Given exercise
Using the records below, locate all lines containing "JSON" and return them.

Input data
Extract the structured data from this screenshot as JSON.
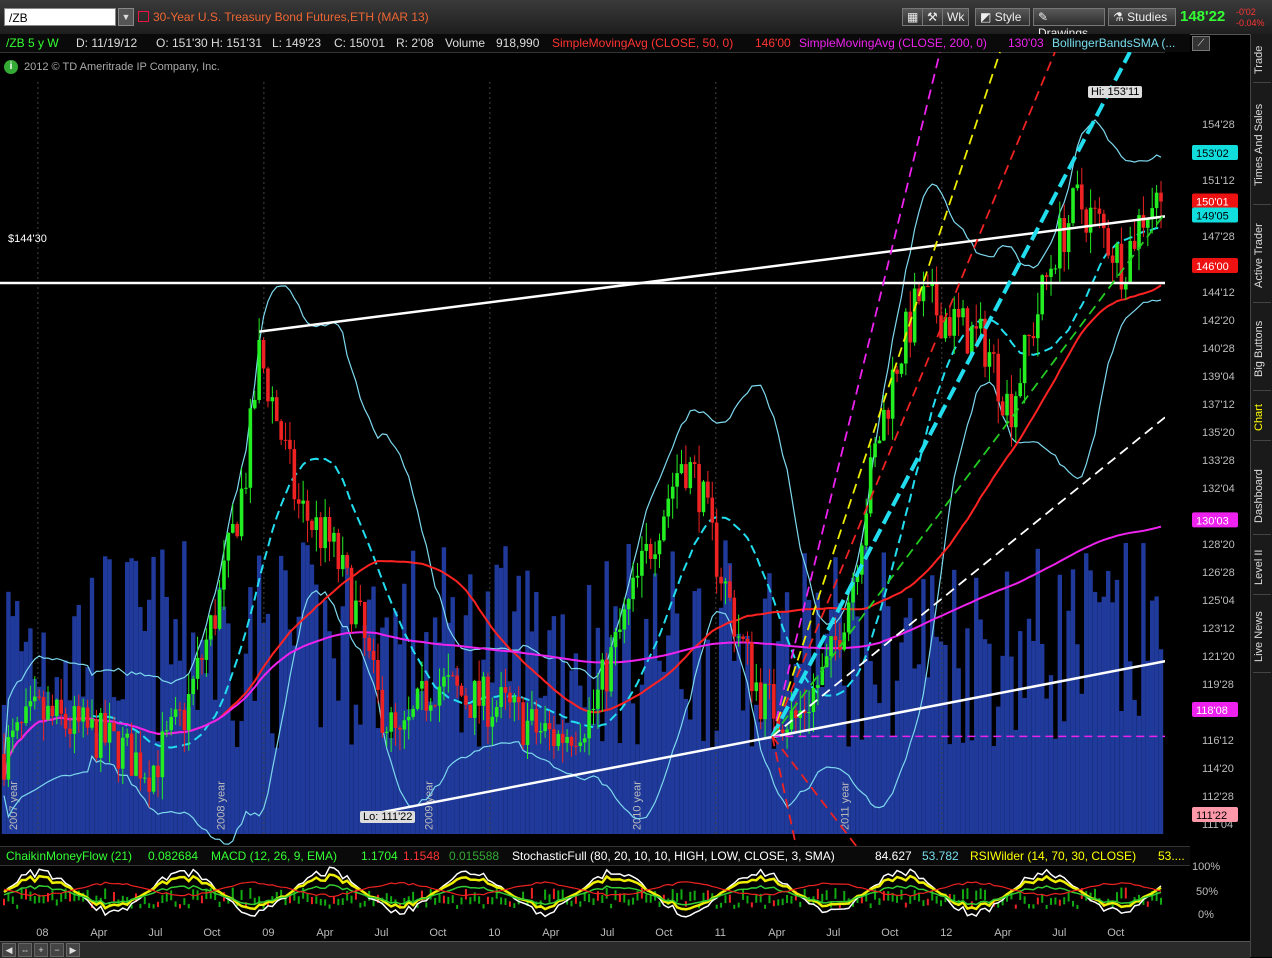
{
  "toolbar": {
    "symbol": "/ZB",
    "title": "30-Year U.S. Treasury Bond Futures,ETH (MAR 13)",
    "wk_label": "Wk",
    "style_label": "Style",
    "drawings_label": "Drawings",
    "studies_label": "Studies",
    "last_price": "148'22",
    "change_abs": "-0'02",
    "change_pct": "-0.04%"
  },
  "infobar": {
    "symbol_period": "/ZB 5 y W",
    "date": "D: 11/19/12",
    "open": "O: 151'30",
    "high": "H: 151'31",
    "low": "L: 149'23",
    "close": "C: 150'01",
    "range": "R: 2'08",
    "volume_label": "Volume",
    "volume_value": "918,990",
    "sma50_label": "SimpleMovingAvg (CLOSE, 50, 0)",
    "sma50_value": "146'00",
    "sma200_label": "SimpleMovingAvg (CLOSE, 200, 0)",
    "sma200_value": "130'03",
    "bb_label": "BollingerBandsSMA (...",
    "copyright": "2012 © TD Ameritrade IP Company, Inc."
  },
  "side_tabs": [
    "Trade",
    "Times And Sales",
    "Active Trader",
    "Big Buttons",
    "Chart",
    "Dashboard",
    "Level II",
    "Live News"
  ],
  "study_bar": {
    "cmf_label": "ChaikinMoneyFlow (21)",
    "cmf_value": "0.082684",
    "macd_label": "MACD (12, 26, 9, EMA)",
    "macd_value": "1.1704",
    "macd_avg": "1.1548",
    "macd_diff": "0.015588",
    "stoch_label": "StochasticFull (80, 20, 10, 10, HIGH, LOW, CLOSE, 3, SMA)",
    "stoch_k": "84.627",
    "stoch_d": "53.782",
    "rsi_label": "RSIWilder (14, 70, 30, CLOSE)",
    "rsi_value": "53...."
  },
  "lower_axis": [
    "100%",
    "50%",
    "0%"
  ],
  "colors": {
    "up_candle": "#22ee22",
    "down_candle": "#ee2222",
    "volume": "#1f3a9a",
    "sma50": "#ff2222",
    "sma200": "#ee22ee",
    "bollinger": "#7dd8ee",
    "trendline": "#ffffff"
  },
  "chart_data": {
    "type": "candlestick",
    "title": "30-Year U.S. Treasury Bond Futures,ETH (MAR 13)",
    "y_ticks": [
      "154'28",
      "153'02",
      "151'12",
      "149'20",
      "147'28",
      "146'04",
      "144'12",
      "142'20",
      "140'28",
      "139'04",
      "137'12",
      "135'20",
      "133'28",
      "132'04",
      "130'12",
      "128'20",
      "126'28",
      "125'04",
      "123'12",
      "121'20",
      "119'28",
      "118'04",
      "116'12",
      "114'20",
      "112'28",
      "111'04"
    ],
    "y_range": [
      110.5,
      157.5
    ],
    "x_ticks": [
      "08",
      "Apr",
      "Jul",
      "Oct",
      "09",
      "Apr",
      "Jul",
      "Oct",
      "10",
      "Apr",
      "Jul",
      "Oct",
      "11",
      "Apr",
      "Jul",
      "Oct",
      "12",
      "Apr",
      "Jul",
      "Oct"
    ],
    "year_labels": [
      "2007 year",
      "2008 year",
      "2009 year",
      "2010 year",
      "2011 year"
    ],
    "price_labels": {
      "hi": "Hi: 153'11",
      "lo": "Lo: 111'22",
      "horizontal_line": "$144'30",
      "bubble_153": "153'02",
      "bubble_150": "150'01",
      "bubble_149": "149'05",
      "bubble_146": "146'00",
      "bubble_130": "130'03",
      "bubble_118": "118'08",
      "bubble_111": "111'22"
    },
    "last_close": 150.03,
    "sma50_last": 146.0,
    "sma200_last": 130.1,
    "high_value": 153.34,
    "low_value": 111.69,
    "horizontal_line_value": 144.94,
    "close_anchors": [
      [
        2007.85,
        115.5
      ],
      [
        2008.0,
        118
      ],
      [
        2008.2,
        117
      ],
      [
        2008.35,
        116
      ],
      [
        2008.5,
        114.5
      ],
      [
        2008.65,
        118
      ],
      [
        2008.8,
        125
      ],
      [
        2008.92,
        133
      ],
      [
        2008.98,
        140.5
      ],
      [
        2009.05,
        137
      ],
      [
        2009.15,
        131
      ],
      [
        2009.3,
        128.5
      ],
      [
        2009.42,
        124
      ],
      [
        2009.5,
        119
      ],
      [
        2009.6,
        116
      ],
      [
        2009.75,
        120
      ],
      [
        2009.9,
        119
      ],
      [
        2010.05,
        118.5
      ],
      [
        2010.2,
        117
      ],
      [
        2010.3,
        116.5
      ],
      [
        2010.45,
        118
      ],
      [
        2010.6,
        124
      ],
      [
        2010.72,
        129
      ],
      [
        2010.85,
        134
      ],
      [
        2010.92,
        132.5
      ],
      [
        2011.0,
        128
      ],
      [
        2011.1,
        123
      ],
      [
        2011.2,
        119
      ],
      [
        2011.35,
        117.5
      ],
      [
        2011.5,
        121
      ],
      [
        2011.6,
        126
      ],
      [
        2011.7,
        134
      ],
      [
        2011.8,
        140
      ],
      [
        2011.9,
        144
      ],
      [
        2012.0,
        143
      ],
      [
        2012.1,
        142
      ],
      [
        2012.2,
        141
      ],
      [
        2012.3,
        137
      ],
      [
        2012.4,
        142
      ],
      [
        2012.5,
        147
      ],
      [
        2012.6,
        150
      ],
      [
        2012.7,
        148.5
      ],
      [
        2012.8,
        146
      ],
      [
        2012.88,
        149
      ],
      [
        2012.93,
        150.03
      ]
    ]
  }
}
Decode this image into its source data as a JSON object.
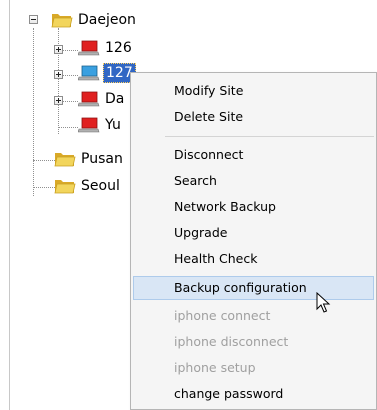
{
  "tree": {
    "root": {
      "label": "Daejeon",
      "icon": "folder-open-icon"
    },
    "children": [
      {
        "label": "126",
        "icon": "computer-red-icon",
        "selected": false
      },
      {
        "label": "127",
        "icon": "computer-blue-icon",
        "selected": true
      },
      {
        "label": "Da",
        "icon": "computer-red-icon",
        "selected": false
      },
      {
        "label": "Yu",
        "icon": "computer-red-icon",
        "selected": false
      }
    ],
    "siblings": [
      {
        "label": "Pusan",
        "icon": "folder-open-icon"
      },
      {
        "label": "Seoul",
        "icon": "folder-open-icon"
      }
    ]
  },
  "context_menu": {
    "groups": [
      [
        "Modify Site",
        "Delete Site"
      ],
      [
        "Disconnect",
        "Search",
        "Network Backup",
        "Upgrade",
        "Health Check",
        "Backup configuration",
        "iphone connect",
        "iphone disconnect",
        "iphone setup",
        "change password"
      ]
    ],
    "hovered": "Backup configuration",
    "disabled": [
      "iphone connect",
      "iphone disconnect",
      "iphone setup"
    ]
  },
  "colors": {
    "selection": "#3167c4",
    "menu_hover": "#d9e6f5",
    "disabled_text": "#a0a0a0",
    "folder": "#e8c64a",
    "computer_red": "#e02020",
    "computer_blue": "#3aa0e0"
  }
}
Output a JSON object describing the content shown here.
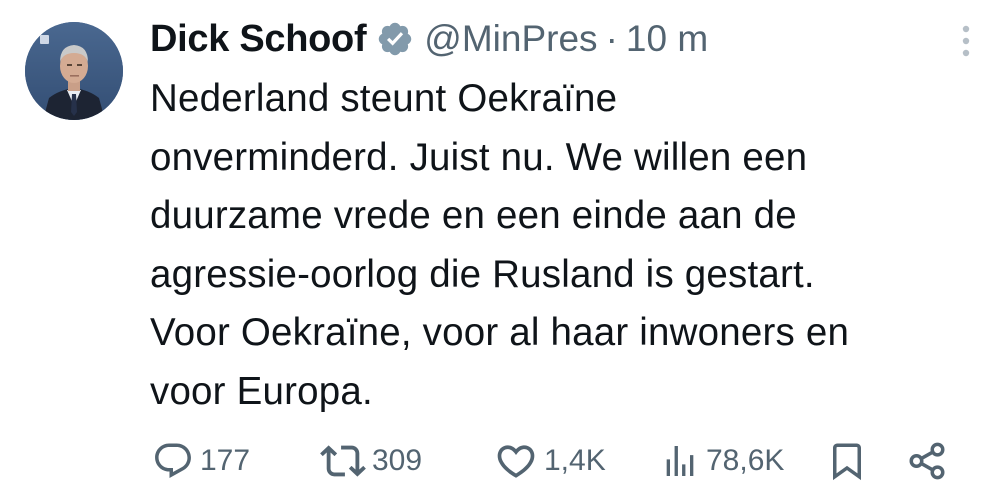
{
  "author": {
    "name": "Dick Schoof",
    "handle": "@MinPres",
    "separator": "·",
    "time": "10 m",
    "verified": true,
    "avatar_icon": "person-portrait-avatar"
  },
  "tweet": {
    "text": "Nederland steunt Oekraïne\nonverminderd. Juist nu. We willen een\nduurzame vrede en een einde aan de\nagressie-oorlog die Rusland is gestart.\nVoor Oekraïne, voor al haar inwoners en\nvoor Europa."
  },
  "actions": {
    "reply": {
      "icon": "reply-icon",
      "count": "177"
    },
    "repost": {
      "icon": "repost-icon",
      "count": "309"
    },
    "like": {
      "icon": "heart-icon",
      "count": "1,4K"
    },
    "views": {
      "icon": "views-icon",
      "count": "78,6K"
    },
    "bookmark": {
      "icon": "bookmark-icon"
    },
    "share": {
      "icon": "share-icon"
    }
  },
  "colors": {
    "text": "#0f1419",
    "secondary": "#536471",
    "verified_badge": "#829aab",
    "avatar_bg": "#3f5d86"
  }
}
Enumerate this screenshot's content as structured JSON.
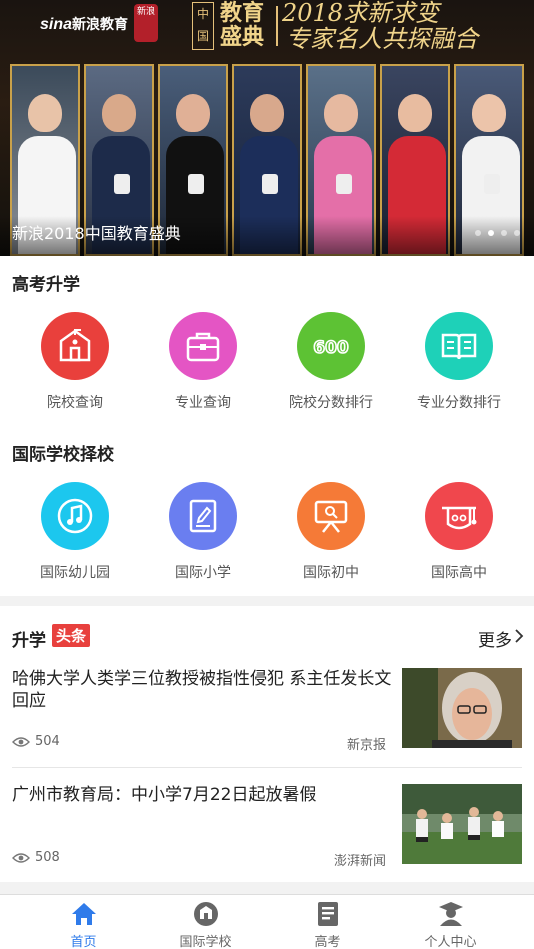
{
  "banner": {
    "logo_brand": "sina",
    "logo_text": "新浪教育",
    "seal_text": "新浪",
    "event_mark": "中国",
    "event_title_line1": "教育",
    "event_title_line2": "盛典",
    "slogan_line1": "2018求新求变",
    "slogan_line2": "专家名人共探融合",
    "caption": "新浪2018中国教育盛典",
    "slide_count": 4,
    "active_slide": 2
  },
  "gaokao": {
    "title": "高考升学",
    "items": [
      {
        "label": "院校查询",
        "icon": "school-building-icon",
        "color": "#e9403c"
      },
      {
        "label": "专业查询",
        "icon": "briefcase-icon",
        "color": "#e455c4"
      },
      {
        "label": "院校分数排行",
        "icon": "score-600-icon",
        "color": "#5dc234"
      },
      {
        "label": "专业分数排行",
        "icon": "book-icon",
        "color": "#1ed1b8"
      }
    ]
  },
  "intl": {
    "title": "国际学校择校",
    "items": [
      {
        "label": "国际幼儿园",
        "icon": "music-note-icon",
        "color": "#1cc7ee"
      },
      {
        "label": "国际小学",
        "icon": "notebook-pen-icon",
        "color": "#6a7ef0"
      },
      {
        "label": "国际初中",
        "icon": "presentation-board-icon",
        "color": "#f57a37"
      },
      {
        "label": "国际高中",
        "icon": "graduation-cap-icon",
        "color": "#f0474d"
      }
    ]
  },
  "news": {
    "title_a": "升学",
    "title_b": "头条",
    "more": "更多",
    "items": [
      {
        "title": "哈佛大学人类学三位教授被指性侵犯 系主任发长文回应",
        "views": "504",
        "source": "新京报"
      },
      {
        "title": "广州市教育局：中小学7月22日起放暑假",
        "views": "508",
        "source": "澎湃新闻"
      }
    ]
  },
  "tabbar": {
    "active": 0,
    "items": [
      {
        "label": "首页",
        "icon": "home-icon"
      },
      {
        "label": "国际学校",
        "icon": "badge-icon"
      },
      {
        "label": "高考",
        "icon": "document-icon"
      },
      {
        "label": "个人中心",
        "icon": "user-graduate-icon"
      }
    ]
  },
  "colors": {
    "accent": "#2f7bea",
    "headline_tag": "#e8403d",
    "banner_gold": "#f0d48a"
  }
}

Output below
Extract the structured data from this screenshot as JSON.
Decode this image into its source data as a JSON object.
Output a JSON object describing the content shown here.
Enumerate this screenshot's content as structured JSON.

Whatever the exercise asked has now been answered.